- _What you are asked to do_
Select lines where the word "TELEPHONE" appears.

## start

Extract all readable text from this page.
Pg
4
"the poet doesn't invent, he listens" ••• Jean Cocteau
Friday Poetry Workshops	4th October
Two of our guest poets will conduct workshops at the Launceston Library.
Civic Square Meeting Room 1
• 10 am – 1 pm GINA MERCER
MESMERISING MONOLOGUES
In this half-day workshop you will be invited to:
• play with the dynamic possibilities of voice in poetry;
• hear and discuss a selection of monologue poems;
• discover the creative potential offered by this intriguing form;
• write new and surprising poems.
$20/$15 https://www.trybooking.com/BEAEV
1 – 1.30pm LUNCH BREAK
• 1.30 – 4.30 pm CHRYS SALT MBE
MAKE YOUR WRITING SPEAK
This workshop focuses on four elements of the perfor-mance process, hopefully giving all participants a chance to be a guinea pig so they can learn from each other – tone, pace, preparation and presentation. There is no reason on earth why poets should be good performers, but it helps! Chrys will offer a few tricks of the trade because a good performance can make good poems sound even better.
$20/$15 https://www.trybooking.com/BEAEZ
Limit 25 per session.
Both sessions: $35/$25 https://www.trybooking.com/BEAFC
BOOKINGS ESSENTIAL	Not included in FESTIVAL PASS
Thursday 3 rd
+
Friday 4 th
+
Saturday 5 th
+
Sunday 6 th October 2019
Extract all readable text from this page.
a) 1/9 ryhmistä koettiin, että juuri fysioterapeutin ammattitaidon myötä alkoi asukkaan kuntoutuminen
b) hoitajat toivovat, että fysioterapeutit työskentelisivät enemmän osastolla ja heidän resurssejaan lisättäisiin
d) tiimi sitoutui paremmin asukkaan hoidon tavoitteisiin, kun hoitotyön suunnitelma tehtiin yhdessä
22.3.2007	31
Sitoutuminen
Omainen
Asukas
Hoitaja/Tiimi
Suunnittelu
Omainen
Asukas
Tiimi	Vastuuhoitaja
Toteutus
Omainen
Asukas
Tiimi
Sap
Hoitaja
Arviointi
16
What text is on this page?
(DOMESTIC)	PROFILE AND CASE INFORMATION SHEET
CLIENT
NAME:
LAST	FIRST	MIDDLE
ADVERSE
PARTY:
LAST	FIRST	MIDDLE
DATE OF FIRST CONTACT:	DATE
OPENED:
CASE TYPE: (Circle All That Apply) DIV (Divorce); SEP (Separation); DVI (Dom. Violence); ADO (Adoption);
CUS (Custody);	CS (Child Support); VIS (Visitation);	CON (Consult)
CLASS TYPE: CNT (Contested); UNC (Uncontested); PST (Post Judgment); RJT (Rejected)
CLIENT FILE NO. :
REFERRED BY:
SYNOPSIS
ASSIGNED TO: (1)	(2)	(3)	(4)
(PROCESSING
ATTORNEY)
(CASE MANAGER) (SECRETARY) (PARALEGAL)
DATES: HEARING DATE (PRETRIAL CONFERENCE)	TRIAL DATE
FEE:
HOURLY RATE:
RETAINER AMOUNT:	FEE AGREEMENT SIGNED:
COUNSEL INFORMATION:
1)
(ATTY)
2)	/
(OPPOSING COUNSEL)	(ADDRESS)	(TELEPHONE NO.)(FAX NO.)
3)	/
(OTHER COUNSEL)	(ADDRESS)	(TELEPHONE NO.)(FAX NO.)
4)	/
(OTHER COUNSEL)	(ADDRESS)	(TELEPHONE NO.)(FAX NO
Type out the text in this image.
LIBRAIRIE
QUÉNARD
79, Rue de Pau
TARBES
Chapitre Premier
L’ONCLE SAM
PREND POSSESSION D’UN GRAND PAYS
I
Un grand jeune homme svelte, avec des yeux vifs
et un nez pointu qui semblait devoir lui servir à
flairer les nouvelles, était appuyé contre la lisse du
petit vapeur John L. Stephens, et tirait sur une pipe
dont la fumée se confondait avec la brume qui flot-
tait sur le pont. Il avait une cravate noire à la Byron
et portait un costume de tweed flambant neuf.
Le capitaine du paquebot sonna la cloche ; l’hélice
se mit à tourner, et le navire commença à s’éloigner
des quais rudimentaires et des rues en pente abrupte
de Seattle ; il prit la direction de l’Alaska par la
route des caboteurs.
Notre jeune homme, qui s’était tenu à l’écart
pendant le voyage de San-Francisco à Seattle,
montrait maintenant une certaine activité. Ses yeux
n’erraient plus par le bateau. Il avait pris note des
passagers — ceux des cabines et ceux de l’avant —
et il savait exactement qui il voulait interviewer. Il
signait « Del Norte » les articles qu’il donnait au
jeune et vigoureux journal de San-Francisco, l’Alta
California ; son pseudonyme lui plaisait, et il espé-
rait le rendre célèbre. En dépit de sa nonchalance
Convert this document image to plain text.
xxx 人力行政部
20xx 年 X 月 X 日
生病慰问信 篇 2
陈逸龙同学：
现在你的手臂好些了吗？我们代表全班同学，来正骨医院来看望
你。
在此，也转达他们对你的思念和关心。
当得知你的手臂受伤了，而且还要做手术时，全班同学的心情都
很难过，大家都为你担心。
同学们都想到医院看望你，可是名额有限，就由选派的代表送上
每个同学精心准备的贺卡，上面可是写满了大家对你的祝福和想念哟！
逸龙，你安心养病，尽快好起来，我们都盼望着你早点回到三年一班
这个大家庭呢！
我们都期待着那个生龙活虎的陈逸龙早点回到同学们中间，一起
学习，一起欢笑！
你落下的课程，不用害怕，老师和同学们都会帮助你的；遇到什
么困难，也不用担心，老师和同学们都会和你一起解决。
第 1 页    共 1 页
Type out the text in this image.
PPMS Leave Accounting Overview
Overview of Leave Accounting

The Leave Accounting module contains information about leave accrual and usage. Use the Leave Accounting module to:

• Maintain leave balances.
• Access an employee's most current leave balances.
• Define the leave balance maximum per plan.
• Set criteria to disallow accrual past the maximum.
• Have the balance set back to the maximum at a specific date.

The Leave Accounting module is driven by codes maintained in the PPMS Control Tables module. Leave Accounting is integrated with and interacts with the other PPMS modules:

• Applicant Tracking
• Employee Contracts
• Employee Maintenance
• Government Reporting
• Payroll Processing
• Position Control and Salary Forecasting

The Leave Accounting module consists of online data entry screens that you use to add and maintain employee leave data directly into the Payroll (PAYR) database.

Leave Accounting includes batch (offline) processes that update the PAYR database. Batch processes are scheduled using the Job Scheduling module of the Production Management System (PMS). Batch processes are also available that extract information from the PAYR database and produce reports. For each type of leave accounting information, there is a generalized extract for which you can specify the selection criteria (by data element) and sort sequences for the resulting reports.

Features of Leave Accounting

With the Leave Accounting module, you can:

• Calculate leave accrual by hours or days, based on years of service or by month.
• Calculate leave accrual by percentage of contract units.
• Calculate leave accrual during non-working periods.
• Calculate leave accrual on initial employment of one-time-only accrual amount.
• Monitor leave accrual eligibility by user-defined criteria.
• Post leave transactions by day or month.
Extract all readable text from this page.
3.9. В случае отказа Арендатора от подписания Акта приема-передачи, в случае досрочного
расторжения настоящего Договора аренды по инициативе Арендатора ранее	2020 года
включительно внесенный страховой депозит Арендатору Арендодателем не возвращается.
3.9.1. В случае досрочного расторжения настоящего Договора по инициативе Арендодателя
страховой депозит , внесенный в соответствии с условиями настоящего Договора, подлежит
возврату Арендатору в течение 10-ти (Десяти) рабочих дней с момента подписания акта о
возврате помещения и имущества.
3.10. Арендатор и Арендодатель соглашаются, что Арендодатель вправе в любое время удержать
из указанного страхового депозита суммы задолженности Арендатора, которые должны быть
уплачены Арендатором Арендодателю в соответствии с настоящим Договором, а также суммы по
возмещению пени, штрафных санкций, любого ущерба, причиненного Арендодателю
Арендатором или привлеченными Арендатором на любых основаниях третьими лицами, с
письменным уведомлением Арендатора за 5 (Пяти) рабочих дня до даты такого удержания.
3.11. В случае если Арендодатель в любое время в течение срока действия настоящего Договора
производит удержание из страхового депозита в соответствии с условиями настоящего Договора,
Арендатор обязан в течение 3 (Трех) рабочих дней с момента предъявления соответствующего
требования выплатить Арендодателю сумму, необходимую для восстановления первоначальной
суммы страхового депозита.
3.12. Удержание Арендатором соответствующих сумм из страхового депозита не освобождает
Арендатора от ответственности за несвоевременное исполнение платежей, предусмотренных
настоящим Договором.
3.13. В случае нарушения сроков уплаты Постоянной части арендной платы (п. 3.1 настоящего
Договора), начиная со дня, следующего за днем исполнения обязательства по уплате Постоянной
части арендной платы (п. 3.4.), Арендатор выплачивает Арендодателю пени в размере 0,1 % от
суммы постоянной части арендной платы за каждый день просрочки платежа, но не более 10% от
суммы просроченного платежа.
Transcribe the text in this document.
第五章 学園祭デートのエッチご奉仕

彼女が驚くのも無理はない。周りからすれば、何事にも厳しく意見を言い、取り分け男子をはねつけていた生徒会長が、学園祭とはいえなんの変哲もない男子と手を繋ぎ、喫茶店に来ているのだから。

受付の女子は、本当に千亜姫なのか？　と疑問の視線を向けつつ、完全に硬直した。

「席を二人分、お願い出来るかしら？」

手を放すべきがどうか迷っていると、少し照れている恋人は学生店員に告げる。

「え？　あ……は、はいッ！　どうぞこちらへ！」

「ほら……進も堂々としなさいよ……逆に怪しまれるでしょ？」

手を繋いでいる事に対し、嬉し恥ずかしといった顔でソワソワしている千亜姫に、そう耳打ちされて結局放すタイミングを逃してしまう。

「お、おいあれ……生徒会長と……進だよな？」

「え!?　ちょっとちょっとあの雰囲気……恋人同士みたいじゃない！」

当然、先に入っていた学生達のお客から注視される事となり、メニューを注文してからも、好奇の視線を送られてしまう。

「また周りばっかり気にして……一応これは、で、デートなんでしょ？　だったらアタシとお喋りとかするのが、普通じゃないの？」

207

## end

- _In response_
(OPPOSING COUNSEL)	(ADDRESS)	(TELEPHONE NO.)(FAX NO.)
(OTHER COUNSEL)	(ADDRESS)	(TELEPHONE NO.)(FAX NO.)
(OTHER COUNSEL)	(ADDRESS)	(TELEPHONE NO.)(FAX NO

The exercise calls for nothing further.